> WORK TO DO:
Copy all lines of the listing that include the string "中国政府が東部海岸地点の対抗措置".

> DATASET EXTRACT:

# # # # #

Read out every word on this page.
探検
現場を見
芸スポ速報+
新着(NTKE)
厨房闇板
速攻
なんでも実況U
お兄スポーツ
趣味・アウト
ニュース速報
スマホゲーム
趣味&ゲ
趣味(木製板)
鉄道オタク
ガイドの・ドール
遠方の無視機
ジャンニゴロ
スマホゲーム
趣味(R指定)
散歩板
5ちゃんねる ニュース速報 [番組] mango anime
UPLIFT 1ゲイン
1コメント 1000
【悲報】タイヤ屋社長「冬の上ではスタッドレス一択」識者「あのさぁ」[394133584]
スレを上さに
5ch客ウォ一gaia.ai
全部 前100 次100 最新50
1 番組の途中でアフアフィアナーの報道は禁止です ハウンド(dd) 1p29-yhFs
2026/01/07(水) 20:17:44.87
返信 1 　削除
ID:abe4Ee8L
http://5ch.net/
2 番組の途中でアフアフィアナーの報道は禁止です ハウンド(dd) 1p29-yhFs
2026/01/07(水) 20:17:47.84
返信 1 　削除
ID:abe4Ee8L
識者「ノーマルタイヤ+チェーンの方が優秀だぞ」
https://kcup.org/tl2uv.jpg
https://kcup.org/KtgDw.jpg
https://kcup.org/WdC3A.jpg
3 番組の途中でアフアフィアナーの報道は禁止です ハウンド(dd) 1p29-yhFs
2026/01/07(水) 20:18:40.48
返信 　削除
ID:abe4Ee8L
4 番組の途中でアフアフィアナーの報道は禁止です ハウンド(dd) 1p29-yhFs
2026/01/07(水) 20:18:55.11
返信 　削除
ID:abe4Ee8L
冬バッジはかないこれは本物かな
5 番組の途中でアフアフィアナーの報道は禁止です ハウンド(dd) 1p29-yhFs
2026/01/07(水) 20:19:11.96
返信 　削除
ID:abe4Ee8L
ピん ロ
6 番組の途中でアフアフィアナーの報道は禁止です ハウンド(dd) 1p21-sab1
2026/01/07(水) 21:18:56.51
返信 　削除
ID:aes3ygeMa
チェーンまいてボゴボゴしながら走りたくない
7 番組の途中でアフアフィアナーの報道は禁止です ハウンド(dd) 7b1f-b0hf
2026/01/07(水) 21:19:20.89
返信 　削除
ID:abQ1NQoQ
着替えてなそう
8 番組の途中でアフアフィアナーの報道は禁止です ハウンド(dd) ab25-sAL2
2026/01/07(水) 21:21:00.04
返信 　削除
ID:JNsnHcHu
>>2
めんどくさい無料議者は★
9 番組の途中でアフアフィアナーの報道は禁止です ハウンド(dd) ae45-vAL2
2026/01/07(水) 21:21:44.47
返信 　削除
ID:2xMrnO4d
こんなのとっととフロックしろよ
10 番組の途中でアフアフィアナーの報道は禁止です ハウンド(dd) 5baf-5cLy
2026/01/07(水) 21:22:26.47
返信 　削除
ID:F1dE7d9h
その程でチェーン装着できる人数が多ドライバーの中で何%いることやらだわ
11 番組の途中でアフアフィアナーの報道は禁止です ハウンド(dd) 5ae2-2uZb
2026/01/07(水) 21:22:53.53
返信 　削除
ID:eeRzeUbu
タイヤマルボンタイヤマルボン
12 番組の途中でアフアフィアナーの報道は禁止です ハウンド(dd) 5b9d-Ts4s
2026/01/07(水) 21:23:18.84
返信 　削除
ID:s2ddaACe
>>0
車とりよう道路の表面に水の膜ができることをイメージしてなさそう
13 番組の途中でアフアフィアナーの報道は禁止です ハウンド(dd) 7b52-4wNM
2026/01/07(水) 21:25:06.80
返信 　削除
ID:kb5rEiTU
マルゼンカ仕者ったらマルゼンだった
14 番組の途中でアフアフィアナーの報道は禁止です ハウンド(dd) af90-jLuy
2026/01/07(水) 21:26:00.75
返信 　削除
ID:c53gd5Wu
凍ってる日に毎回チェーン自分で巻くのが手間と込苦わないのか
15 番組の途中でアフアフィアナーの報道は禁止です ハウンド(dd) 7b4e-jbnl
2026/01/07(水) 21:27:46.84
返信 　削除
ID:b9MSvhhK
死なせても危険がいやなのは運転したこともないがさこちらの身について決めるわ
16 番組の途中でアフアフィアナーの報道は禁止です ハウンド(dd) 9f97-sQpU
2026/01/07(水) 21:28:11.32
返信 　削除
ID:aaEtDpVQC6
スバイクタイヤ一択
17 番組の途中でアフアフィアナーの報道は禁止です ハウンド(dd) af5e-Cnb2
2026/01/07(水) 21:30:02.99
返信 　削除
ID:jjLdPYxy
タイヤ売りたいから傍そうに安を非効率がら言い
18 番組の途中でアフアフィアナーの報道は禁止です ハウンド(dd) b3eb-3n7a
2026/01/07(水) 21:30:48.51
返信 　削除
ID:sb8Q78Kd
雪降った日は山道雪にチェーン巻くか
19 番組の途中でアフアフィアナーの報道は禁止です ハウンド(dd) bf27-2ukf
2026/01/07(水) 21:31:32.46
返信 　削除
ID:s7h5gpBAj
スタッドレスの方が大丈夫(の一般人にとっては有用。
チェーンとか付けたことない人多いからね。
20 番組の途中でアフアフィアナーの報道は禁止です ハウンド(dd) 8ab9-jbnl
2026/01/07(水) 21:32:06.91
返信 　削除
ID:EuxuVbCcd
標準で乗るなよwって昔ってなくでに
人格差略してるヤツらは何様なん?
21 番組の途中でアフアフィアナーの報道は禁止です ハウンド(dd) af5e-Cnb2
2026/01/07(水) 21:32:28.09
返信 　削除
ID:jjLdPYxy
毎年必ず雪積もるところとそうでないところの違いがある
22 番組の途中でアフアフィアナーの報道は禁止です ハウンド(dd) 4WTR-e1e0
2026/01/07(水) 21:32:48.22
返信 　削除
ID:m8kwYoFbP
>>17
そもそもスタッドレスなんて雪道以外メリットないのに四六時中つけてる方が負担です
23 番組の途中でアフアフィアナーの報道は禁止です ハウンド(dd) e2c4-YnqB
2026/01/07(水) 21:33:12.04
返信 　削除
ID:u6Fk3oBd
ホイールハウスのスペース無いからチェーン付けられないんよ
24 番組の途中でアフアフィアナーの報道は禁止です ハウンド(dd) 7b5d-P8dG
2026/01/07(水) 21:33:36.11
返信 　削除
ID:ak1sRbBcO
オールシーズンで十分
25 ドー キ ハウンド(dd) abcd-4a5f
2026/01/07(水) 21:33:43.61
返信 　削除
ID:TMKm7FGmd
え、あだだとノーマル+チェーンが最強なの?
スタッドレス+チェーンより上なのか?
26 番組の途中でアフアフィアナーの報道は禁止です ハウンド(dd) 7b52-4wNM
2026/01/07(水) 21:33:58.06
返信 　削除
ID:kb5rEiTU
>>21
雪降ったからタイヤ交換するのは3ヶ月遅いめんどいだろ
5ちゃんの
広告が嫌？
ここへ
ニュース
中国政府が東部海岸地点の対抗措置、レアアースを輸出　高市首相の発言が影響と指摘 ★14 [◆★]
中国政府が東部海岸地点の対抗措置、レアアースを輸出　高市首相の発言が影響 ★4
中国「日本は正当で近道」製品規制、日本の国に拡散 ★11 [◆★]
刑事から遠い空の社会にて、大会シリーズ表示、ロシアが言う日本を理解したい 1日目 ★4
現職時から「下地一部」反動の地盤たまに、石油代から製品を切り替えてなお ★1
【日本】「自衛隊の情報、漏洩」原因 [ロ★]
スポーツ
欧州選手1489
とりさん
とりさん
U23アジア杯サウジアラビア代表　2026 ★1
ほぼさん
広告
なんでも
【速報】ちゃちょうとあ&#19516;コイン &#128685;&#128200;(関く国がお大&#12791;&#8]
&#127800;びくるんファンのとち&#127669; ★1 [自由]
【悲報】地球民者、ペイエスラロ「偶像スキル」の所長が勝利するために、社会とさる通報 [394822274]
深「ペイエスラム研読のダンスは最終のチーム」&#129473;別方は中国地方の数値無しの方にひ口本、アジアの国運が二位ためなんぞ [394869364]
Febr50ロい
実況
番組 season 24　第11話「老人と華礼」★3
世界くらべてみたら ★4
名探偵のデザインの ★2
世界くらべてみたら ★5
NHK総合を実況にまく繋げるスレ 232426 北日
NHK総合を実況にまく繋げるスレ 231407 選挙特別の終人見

# # # # #

> TASK RESPONSE:
中国政府が東部海岸地点の対抗措置、レアアースを輸出　高市首相の発言が影響と指摘 ★14 [◆★]
中国政府が東部海岸地点の対抗措置、レアアースを輸出　高市首相の発言が影響 ★4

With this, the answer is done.